--- START ENTRIES ---
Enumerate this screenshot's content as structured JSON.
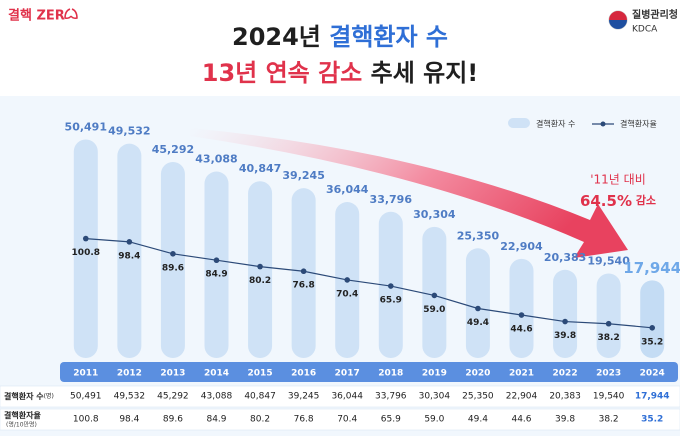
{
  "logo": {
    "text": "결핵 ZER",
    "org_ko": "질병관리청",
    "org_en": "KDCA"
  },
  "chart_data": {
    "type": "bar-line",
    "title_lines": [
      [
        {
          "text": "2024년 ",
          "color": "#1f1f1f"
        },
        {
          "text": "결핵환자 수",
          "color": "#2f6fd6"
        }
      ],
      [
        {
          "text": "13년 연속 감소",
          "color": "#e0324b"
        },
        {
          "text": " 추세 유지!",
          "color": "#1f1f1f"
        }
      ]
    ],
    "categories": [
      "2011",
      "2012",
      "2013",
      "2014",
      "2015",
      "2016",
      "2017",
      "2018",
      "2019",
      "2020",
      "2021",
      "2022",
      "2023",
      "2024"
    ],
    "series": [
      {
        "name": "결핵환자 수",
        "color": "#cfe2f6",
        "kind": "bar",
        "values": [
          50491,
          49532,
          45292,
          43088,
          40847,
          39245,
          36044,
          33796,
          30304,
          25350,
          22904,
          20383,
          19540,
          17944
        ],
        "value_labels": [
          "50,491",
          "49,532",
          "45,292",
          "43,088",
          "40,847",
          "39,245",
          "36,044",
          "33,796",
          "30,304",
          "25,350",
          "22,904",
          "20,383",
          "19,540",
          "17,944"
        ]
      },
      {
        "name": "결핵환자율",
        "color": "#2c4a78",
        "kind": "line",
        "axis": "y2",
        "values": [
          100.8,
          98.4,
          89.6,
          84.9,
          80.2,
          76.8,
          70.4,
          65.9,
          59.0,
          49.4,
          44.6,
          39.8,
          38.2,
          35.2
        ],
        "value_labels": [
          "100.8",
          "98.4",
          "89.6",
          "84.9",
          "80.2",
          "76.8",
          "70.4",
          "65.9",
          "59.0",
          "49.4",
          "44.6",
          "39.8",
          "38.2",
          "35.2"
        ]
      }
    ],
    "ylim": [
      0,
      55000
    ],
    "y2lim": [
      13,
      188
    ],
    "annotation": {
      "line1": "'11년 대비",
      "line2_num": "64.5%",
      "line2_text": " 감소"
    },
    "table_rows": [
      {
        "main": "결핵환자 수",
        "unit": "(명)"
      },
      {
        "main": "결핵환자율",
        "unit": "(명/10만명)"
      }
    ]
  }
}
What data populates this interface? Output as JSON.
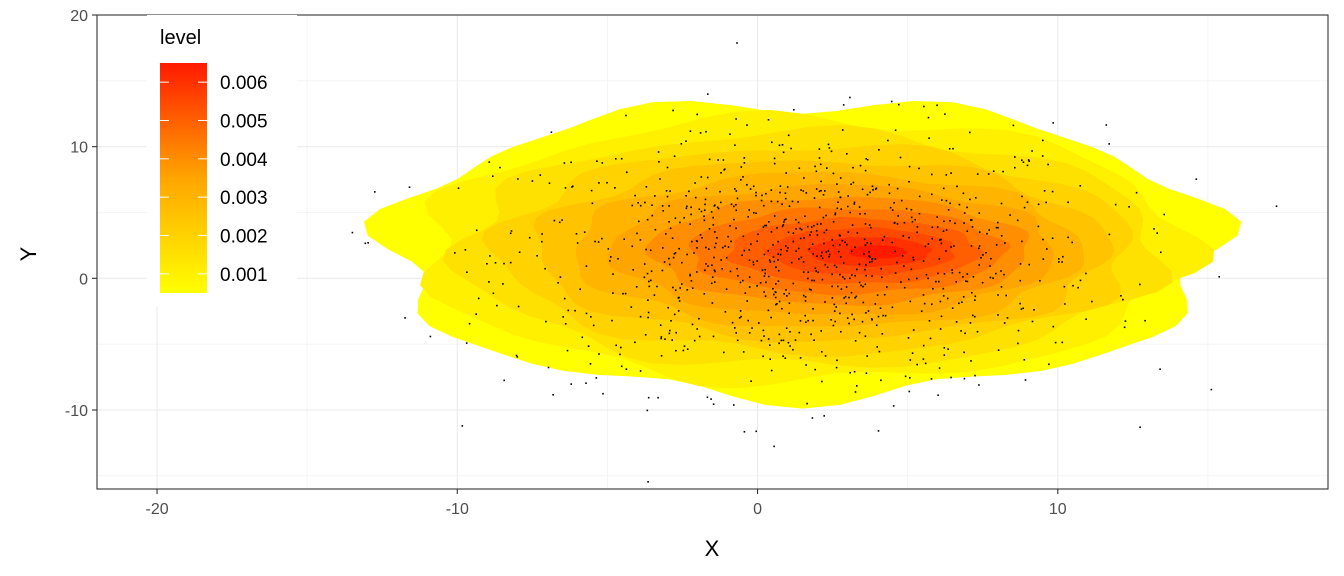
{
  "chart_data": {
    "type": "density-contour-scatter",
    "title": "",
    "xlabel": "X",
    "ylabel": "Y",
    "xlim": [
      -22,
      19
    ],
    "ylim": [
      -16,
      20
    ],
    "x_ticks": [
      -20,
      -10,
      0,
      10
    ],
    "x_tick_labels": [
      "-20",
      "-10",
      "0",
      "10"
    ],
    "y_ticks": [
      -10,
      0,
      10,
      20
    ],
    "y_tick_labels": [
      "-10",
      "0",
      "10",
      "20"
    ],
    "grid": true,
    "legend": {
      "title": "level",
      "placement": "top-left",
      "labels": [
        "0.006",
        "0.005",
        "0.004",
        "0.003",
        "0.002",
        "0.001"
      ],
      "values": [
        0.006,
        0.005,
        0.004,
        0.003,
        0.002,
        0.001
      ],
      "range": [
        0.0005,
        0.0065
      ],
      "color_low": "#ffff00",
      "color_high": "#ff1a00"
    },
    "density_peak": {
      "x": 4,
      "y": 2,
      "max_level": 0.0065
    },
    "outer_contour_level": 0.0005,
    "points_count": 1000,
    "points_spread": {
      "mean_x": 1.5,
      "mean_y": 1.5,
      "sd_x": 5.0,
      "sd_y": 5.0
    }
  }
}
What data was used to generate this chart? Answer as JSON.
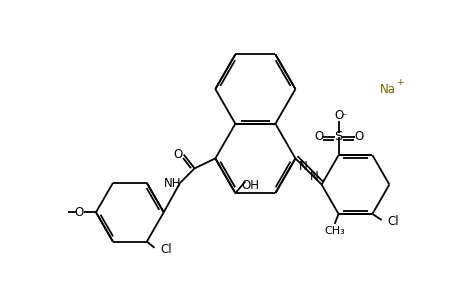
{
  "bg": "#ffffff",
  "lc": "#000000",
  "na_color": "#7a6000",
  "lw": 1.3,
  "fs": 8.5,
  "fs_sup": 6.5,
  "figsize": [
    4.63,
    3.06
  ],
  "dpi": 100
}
--- END ENTRIES ---
**WHAT IS EXPECTED:** The pictures stay out; repeat exactly the lines from the one with "What data was" to the end of the entries above, and nothing else.

**RESPONSE TO THE TASK:**
What data was used to generate this chart? Answer as JSON.
{
  "bg": "#ffffff",
  "lc": "#000000",
  "na_color": "#7a6000",
  "lw": 1.3,
  "fs": 8.5,
  "fs_sup": 6.5,
  "figsize": [
    4.63,
    3.06
  ],
  "dpi": 100
}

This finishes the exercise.